● To do:
(1) In the resolutions article, what does the "Drink less alcohol" section say your new drink order will become?
(2) Copy the passage in the resolutions article word for word, starting with "Your new drink" and going on through "be drinking less.".
--- START OF Text excerpt ---
What You Say Your Resolutions Are vs. What They Really Mean

Female hand holding a pen and writing a plan in a planner

I used to be staunchly anti-resolution. It always seemed a little too idealistic to wait until the start of a new year to start working toward goals you could’ve easily started six months ago. But I’m becoming more supportive and open-minded in my old age, and the past few years I’ve been bitten by the “new year, new me” bug, too.

There’s a lot that gets lost in translation with New Year’s resolutions. Saving money, for example, might mean living on half of your income for some people while others are thinking more along the lines of skipping the whip at Starbucks. Regardless of what your intentions are with your 2017 #goals, just know that we all know what you’re really saying when you embrace these common resolutions.

Be a better person.

For the first few months of the new year, you’ll feel especially guilty when you watch an episode of a TV show without your significant other. You’ll also repent for all those times you pretended to throw a treat for your dog but really it was still in the palm of your hand.

Be healthier.

You’re going to buy a bunch of lettuce and other leafy produce that you’ll use to make salad for about three days before leaving the rest to get gross in the back of the fridge. You’ll also download a fitness app you’ll use faithfully until the free trial runs out or you forget, whichever happens first. An exercise ball will join your belongings, and you’ll get a small workout kicking it out of your way when you’re never using it.

Drink less alcohol.

Your new drink order will become a Bloody Mary, because it’s practically a V8, or you’ll forego cocktails in lieu of straight liquor technically speaking you will be drinking less.

Quit smoking.

You’re going to switch to vaping, and eventually all of your friends will stop talking to you. Faced with the prospect of a lonely existence and a disappointing future epitaph, you’ll actually summon the will power to quit.
--- END OF Text excerpt ---
--- START OF Given information ---
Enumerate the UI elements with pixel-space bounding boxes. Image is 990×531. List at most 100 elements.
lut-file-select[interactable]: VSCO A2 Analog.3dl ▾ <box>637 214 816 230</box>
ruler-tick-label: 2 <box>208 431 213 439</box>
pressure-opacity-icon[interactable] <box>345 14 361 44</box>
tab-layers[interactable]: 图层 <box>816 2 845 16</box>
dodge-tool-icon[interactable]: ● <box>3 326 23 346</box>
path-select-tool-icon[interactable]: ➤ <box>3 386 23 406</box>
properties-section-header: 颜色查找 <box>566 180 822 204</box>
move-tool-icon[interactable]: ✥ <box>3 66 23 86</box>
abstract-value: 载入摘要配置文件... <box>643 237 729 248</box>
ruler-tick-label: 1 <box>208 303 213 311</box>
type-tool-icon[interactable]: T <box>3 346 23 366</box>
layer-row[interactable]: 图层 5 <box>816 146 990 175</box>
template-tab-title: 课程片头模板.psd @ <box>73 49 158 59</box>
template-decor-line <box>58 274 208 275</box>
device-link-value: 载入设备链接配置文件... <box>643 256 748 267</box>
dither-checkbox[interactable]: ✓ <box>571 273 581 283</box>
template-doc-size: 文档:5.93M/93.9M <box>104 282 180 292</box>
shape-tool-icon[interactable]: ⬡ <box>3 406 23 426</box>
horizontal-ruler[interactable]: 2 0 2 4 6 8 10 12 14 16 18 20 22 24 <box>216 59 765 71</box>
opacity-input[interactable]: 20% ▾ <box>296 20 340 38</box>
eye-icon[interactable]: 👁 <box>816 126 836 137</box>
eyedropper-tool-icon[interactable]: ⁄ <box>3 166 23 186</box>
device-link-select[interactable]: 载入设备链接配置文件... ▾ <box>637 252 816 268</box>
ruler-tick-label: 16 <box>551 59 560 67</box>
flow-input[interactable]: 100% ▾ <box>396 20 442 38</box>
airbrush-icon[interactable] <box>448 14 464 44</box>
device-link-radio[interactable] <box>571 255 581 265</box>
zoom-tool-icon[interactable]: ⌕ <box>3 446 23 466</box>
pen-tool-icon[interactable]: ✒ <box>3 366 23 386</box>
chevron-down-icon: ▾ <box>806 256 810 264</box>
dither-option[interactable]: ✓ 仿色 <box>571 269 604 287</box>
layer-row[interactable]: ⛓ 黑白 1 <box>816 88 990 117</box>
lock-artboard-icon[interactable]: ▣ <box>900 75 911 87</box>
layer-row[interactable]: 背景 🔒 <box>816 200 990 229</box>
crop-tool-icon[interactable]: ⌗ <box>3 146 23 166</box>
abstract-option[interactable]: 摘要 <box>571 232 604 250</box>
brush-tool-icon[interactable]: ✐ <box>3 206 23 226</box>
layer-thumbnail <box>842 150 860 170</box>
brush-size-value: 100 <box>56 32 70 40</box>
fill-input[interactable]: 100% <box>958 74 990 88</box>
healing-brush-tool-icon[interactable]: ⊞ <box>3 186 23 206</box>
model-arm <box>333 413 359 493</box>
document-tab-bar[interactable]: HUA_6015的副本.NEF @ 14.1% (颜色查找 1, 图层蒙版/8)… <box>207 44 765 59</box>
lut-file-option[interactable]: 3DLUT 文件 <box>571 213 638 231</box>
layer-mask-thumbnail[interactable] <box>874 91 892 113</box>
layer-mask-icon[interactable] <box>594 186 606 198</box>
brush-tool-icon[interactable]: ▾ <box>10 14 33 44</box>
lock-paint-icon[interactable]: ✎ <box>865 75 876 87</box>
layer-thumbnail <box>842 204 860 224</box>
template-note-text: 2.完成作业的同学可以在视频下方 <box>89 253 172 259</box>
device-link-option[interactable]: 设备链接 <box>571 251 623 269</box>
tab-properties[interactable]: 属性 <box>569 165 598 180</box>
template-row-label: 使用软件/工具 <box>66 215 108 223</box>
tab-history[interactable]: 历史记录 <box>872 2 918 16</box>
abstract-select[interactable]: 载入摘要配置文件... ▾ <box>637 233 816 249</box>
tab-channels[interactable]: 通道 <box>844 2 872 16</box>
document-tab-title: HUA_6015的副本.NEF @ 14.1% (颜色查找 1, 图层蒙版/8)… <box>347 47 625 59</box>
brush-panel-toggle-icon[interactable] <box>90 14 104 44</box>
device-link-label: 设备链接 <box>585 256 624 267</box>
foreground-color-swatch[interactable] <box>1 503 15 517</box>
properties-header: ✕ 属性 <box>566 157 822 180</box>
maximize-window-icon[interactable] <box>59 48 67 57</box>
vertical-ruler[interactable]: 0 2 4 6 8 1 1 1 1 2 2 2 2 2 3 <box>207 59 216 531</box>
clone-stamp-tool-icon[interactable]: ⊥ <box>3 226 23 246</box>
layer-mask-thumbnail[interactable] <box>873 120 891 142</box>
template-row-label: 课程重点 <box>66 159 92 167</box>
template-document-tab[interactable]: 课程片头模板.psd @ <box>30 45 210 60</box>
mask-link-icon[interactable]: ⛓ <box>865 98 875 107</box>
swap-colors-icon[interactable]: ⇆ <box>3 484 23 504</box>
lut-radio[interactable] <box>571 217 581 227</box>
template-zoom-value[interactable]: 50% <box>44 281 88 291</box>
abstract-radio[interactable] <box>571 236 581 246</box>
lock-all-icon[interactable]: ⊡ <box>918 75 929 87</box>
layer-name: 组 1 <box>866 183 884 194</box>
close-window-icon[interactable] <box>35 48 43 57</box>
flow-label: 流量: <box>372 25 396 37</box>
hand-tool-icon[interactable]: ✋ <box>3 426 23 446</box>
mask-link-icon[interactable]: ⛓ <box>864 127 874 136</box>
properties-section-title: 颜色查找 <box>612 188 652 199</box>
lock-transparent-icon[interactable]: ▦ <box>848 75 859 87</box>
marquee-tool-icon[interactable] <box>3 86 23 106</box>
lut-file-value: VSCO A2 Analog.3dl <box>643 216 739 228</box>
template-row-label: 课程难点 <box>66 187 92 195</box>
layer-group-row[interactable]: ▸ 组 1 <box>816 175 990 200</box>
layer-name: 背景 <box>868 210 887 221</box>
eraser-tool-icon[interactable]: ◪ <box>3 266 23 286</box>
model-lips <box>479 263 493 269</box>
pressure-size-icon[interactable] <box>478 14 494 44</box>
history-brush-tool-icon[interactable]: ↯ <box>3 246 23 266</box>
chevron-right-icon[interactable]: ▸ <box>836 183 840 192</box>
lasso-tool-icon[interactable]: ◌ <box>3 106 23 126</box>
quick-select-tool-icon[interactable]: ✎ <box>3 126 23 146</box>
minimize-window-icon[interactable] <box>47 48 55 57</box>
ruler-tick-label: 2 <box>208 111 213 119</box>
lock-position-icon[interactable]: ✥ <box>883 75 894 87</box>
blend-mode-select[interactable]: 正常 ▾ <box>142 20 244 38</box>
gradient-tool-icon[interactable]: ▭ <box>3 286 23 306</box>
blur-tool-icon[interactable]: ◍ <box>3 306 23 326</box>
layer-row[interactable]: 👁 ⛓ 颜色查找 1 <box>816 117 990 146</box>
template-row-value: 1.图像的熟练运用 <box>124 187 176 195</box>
--- END OF Given information ---
● Answers for this exercise:
(1) A Bloody Mary.

(2)
Your new drink order will become a Bloody Mary, because it’s practically a V8, or you’ll forego cocktails in lieu of straight liquor technically speaking you will be drinking less.